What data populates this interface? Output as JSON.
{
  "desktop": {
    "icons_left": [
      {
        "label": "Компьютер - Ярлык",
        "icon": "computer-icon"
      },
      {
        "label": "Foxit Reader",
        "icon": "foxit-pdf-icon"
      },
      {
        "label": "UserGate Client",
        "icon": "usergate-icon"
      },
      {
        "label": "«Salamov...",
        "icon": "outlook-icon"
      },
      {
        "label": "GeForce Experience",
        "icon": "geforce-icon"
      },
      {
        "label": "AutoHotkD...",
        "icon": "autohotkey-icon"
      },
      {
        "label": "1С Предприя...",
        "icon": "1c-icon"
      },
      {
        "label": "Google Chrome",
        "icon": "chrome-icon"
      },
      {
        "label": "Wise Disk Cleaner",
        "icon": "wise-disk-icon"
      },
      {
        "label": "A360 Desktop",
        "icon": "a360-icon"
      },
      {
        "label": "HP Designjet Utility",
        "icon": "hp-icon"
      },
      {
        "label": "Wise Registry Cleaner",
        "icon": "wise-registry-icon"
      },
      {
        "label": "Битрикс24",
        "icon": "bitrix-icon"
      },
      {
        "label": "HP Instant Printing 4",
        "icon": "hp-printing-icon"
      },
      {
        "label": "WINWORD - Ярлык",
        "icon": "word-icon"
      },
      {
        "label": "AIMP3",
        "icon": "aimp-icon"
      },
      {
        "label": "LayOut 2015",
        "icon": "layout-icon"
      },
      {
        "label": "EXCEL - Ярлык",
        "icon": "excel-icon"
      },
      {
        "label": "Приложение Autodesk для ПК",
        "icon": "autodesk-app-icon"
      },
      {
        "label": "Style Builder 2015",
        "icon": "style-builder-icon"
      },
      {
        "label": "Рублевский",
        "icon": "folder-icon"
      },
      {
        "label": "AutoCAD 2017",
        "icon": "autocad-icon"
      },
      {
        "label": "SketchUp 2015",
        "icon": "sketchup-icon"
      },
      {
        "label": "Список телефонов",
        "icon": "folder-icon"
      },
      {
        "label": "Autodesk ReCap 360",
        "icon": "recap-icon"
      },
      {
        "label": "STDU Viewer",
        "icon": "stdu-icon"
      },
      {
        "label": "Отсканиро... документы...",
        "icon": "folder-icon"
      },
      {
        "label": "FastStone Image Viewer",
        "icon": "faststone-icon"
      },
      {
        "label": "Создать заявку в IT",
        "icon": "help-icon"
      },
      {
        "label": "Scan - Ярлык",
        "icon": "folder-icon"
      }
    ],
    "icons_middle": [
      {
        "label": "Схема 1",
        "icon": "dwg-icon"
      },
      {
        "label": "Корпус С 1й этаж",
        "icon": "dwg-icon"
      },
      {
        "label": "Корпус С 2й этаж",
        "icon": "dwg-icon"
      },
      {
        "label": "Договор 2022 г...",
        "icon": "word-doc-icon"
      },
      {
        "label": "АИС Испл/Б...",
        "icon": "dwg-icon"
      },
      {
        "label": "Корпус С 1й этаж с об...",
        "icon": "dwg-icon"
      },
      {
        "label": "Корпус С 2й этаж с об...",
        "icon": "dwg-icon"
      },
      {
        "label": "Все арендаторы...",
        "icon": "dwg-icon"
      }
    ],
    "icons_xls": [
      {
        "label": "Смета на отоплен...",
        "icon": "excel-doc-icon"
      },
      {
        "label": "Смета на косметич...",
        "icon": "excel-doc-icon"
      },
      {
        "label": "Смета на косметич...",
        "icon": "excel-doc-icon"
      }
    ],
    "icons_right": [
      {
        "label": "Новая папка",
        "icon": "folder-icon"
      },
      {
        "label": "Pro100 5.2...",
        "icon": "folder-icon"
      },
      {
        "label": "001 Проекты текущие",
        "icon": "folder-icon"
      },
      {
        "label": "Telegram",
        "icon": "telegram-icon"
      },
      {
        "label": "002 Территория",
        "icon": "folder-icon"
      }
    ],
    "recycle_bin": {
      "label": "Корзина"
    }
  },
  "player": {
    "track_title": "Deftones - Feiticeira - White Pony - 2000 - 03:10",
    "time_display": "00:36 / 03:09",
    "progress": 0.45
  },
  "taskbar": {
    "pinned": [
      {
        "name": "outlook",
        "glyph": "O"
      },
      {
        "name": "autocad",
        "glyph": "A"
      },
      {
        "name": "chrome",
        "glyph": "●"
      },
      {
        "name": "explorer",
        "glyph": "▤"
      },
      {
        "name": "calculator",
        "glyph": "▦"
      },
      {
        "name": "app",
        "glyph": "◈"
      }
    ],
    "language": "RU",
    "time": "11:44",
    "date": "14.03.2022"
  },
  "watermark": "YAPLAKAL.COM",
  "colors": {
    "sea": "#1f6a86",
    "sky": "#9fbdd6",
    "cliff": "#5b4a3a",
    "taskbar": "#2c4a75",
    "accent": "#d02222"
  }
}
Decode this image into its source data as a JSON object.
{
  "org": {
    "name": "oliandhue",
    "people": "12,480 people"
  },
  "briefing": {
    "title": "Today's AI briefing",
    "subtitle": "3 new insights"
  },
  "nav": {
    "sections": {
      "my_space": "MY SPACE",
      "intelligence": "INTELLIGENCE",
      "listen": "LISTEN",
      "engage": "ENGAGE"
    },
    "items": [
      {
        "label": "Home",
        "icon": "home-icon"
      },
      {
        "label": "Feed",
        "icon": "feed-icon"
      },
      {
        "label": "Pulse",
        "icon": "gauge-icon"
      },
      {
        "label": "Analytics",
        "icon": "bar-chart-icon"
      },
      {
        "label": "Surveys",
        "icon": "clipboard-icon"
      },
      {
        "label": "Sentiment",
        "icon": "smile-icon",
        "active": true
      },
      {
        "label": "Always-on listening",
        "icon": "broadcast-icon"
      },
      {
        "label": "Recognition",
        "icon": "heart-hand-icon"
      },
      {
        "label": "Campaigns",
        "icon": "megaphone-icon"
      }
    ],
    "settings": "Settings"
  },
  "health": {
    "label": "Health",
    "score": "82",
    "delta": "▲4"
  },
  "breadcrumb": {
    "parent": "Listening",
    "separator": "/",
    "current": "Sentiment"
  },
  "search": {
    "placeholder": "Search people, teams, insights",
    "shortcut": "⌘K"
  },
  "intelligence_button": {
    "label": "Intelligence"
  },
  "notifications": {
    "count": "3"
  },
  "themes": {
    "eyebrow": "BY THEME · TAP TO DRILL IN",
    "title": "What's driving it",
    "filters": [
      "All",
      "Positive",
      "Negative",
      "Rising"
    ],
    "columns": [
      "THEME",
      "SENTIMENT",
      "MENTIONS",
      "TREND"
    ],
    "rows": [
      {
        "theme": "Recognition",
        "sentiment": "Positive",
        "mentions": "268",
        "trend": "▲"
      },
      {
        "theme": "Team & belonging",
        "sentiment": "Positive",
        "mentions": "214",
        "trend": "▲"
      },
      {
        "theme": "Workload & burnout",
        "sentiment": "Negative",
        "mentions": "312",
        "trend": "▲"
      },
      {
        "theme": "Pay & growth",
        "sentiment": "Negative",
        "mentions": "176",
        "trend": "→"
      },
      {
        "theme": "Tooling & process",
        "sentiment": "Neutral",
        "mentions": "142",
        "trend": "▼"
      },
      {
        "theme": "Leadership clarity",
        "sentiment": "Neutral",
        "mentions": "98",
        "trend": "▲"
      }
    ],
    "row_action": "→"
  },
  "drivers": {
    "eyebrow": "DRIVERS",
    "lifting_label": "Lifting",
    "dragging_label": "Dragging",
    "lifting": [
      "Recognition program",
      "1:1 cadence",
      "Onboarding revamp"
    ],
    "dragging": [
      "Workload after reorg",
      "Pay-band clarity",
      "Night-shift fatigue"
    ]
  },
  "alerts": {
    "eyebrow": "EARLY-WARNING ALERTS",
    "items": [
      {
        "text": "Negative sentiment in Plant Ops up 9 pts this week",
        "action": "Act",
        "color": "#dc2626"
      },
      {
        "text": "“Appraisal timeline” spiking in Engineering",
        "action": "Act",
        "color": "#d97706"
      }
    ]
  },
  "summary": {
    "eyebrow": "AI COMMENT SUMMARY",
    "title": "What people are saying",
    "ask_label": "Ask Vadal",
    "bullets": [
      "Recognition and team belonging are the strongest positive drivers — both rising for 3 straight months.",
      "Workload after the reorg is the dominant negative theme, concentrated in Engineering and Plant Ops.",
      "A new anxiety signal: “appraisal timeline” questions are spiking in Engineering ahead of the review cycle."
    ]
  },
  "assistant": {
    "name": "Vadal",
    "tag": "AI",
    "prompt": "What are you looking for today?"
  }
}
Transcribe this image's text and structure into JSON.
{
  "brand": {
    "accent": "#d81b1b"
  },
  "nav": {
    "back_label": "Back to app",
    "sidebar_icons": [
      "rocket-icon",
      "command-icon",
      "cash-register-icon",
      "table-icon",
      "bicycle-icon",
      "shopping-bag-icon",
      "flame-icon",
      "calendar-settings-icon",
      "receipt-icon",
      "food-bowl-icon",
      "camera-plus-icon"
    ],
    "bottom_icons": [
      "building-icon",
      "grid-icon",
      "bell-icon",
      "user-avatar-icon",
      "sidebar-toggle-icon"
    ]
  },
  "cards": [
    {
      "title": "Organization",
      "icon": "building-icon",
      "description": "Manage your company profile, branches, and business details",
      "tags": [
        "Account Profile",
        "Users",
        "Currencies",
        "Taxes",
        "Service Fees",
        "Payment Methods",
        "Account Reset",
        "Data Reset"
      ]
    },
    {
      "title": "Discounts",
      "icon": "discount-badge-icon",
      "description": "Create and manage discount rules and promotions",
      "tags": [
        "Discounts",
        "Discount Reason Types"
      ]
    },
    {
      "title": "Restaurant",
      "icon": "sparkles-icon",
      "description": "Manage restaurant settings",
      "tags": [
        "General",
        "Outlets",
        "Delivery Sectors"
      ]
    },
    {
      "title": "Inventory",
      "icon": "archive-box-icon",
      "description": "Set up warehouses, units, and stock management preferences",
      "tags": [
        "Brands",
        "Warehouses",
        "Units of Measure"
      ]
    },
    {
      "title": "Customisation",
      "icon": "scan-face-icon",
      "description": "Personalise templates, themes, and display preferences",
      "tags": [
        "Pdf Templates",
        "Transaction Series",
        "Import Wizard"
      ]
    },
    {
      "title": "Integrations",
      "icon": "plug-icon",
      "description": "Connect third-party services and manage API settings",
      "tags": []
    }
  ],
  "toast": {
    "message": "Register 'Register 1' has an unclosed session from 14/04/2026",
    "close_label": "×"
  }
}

:::::

Give the number of lines above in which the word "people" occurs, with nothing else.

▶ [Finished answer]
3